[Entries provided start]

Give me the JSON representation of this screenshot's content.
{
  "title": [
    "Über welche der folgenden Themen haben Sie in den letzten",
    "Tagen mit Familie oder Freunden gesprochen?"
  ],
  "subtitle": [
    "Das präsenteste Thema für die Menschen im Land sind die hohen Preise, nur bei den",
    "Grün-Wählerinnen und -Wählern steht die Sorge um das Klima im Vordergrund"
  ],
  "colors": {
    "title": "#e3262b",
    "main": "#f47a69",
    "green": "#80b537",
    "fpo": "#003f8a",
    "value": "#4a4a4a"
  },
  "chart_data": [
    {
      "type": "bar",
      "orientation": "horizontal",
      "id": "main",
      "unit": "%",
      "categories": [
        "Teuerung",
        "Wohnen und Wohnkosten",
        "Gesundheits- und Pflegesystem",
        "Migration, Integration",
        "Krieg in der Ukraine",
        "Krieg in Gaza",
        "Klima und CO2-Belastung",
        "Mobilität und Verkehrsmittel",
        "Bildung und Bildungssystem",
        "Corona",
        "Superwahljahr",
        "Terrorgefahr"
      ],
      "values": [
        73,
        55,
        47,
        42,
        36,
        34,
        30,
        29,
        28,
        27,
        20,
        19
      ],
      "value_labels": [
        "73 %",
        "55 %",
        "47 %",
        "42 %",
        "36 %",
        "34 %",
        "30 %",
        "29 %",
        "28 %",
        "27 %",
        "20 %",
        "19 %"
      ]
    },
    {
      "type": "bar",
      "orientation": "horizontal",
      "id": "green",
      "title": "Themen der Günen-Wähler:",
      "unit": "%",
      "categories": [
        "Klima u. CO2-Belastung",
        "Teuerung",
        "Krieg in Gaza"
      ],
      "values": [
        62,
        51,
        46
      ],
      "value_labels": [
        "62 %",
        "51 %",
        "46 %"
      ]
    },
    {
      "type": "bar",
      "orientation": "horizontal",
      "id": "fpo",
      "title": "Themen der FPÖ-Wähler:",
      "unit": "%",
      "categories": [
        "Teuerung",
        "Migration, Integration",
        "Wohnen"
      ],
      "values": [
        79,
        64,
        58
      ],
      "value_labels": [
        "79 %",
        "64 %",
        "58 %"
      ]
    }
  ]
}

[Entries provided end]

> _Exercise_
In the entries above, identify every line with the string "Klima".

> _Exercise result_
    "Grün-Wählerinnen und -Wählern steht die Sorge um das Klima im Vordergrund"
        "Klima und CO2-Belastung",
        "Klima u. CO2-Belastung",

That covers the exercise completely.